### EXCERPTED DATA
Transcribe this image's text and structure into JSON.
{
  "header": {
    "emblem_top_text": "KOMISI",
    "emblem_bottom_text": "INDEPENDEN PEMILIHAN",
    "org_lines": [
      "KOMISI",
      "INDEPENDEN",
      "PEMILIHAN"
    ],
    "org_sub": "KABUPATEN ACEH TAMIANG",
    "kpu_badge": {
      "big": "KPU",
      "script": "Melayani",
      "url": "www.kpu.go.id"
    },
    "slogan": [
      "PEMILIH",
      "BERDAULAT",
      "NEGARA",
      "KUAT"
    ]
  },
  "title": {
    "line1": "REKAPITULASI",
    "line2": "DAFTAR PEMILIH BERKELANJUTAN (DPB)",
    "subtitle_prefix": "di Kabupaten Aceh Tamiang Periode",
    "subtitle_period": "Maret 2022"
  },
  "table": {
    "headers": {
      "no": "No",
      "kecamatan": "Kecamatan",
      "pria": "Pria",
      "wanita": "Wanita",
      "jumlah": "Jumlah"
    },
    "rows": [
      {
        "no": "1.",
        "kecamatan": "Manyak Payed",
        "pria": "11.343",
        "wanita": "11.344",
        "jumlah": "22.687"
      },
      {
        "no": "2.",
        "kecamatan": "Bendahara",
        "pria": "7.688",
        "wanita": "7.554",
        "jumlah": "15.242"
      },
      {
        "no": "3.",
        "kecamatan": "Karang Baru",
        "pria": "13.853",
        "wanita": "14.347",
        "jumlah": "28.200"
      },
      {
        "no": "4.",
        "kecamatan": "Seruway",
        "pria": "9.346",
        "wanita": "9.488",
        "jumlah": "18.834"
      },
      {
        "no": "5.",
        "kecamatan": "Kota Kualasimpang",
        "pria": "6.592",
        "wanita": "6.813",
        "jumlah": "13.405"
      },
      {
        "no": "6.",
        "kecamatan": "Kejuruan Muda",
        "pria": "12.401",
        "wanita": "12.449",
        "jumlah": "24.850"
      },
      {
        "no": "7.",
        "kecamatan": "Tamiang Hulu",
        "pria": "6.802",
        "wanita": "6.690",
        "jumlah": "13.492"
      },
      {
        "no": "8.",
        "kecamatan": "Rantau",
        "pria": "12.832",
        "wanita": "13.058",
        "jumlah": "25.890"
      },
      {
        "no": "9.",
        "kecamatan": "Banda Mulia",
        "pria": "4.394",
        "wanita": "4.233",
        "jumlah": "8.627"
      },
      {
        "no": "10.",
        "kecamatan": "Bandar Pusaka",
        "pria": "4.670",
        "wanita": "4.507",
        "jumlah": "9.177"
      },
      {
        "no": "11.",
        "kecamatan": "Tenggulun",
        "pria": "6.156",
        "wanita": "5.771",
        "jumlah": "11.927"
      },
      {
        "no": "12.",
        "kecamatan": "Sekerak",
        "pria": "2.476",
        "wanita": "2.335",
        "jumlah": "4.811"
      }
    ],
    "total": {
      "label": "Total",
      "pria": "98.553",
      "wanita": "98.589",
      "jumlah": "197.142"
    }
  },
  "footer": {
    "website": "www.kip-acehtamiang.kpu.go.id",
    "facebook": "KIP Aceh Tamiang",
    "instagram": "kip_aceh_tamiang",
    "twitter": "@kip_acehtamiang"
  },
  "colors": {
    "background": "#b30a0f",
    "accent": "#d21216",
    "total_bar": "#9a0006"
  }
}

### OBJECTIVE
Transcribe the material above word for word.

### THE REPLY
Transcribe this image's text and structure into JSON.
{
  "header": {
    "emblem_top_text": "KOMISI",
    "emblem_bottom_text": "INDEPENDEN PEMILIHAN",
    "org_lines": [
      "KOMISI",
      "INDEPENDEN",
      "PEMILIHAN"
    ],
    "org_sub": "KABUPATEN ACEH TAMIANG",
    "kpu_badge": {
      "big": "KPU",
      "script": "Melayani",
      "url": "www.kpu.go.id"
    },
    "slogan": [
      "PEMILIH",
      "BERDAULAT",
      "NEGARA",
      "KUAT"
    ]
  },
  "title": {
    "line1": "REKAPITULASI",
    "line2": "DAFTAR PEMILIH BERKELANJUTAN (DPB)",
    "subtitle_prefix": "di Kabupaten Aceh Tamiang Periode",
    "subtitle_period": "Maret 2022"
  },
  "table": {
    "headers": {
      "no": "No",
      "kecamatan": "Kecamatan",
      "pria": "Pria",
      "wanita": "Wanita",
      "jumlah": "Jumlah"
    },
    "rows": [
      {
        "no": "1.",
        "kecamatan": "Manyak Payed",
        "pria": "11.343",
        "wanita": "11.344",
        "jumlah": "22.687"
      },
      {
        "no": "2.",
        "kecamatan": "Bendahara",
        "pria": "7.688",
        "wanita": "7.554",
        "jumlah": "15.242"
      },
      {
        "no": "3.",
        "kecamatan": "Karang Baru",
        "pria": "13.853",
        "wanita": "14.347",
        "jumlah": "28.200"
      },
      {
        "no": "4.",
        "kecamatan": "Seruway",
        "pria": "9.346",
        "wanita": "9.488",
        "jumlah": "18.834"
      },
      {
        "no": "5.",
        "kecamatan": "Kota Kualasimpang",
        "pria": "6.592",
        "wanita": "6.813",
        "jumlah": "13.405"
      },
      {
        "no": "6.",
        "kecamatan": "Kejuruan Muda",
        "pria": "12.401",
        "wanita": "12.449",
        "jumlah": "24.850"
      },
      {
        "no": "7.",
        "kecamatan": "Tamiang Hulu",
        "pria": "6.802",
        "wanita": "6.690",
        "jumlah": "13.492"
      },
      {
        "no": "8.",
        "kecamatan": "Rantau",
        "pria": "12.832",
        "wanita": "13.058",
        "jumlah": "25.890"
      },
      {
        "no": "9.",
        "kecamatan": "Banda Mulia",
        "pria": "4.394",
        "wanita": "4.233",
        "jumlah": "8.627"
      },
      {
        "no": "10.",
        "kecamatan": "Bandar Pusaka",
        "pria": "4.670",
        "wanita": "4.507",
        "jumlah": "9.177"
      },
      {
        "no": "11.",
        "kecamatan": "Tenggulun",
        "pria": "6.156",
        "wanita": "5.771",
        "jumlah": "11.927"
      },
      {
        "no": "12.",
        "kecamatan": "Sekerak",
        "pria": "2.476",
        "wanita": "2.335",
        "jumlah": "4.811"
      }
    ],
    "total": {
      "label": "Total",
      "pria": "98.553",
      "wanita": "98.589",
      "jumlah": "197.142"
    }
  },
  "footer": {
    "website": "www.kip-acehtamiang.kpu.go.id",
    "facebook": "KIP Aceh Tamiang",
    "instagram": "kip_aceh_tamiang",
    "twitter": "@kip_acehtamiang"
  },
  "colors": {
    "background": "#b30a0f",
    "accent": "#d21216",
    "total_bar": "#9a0006"
  }
}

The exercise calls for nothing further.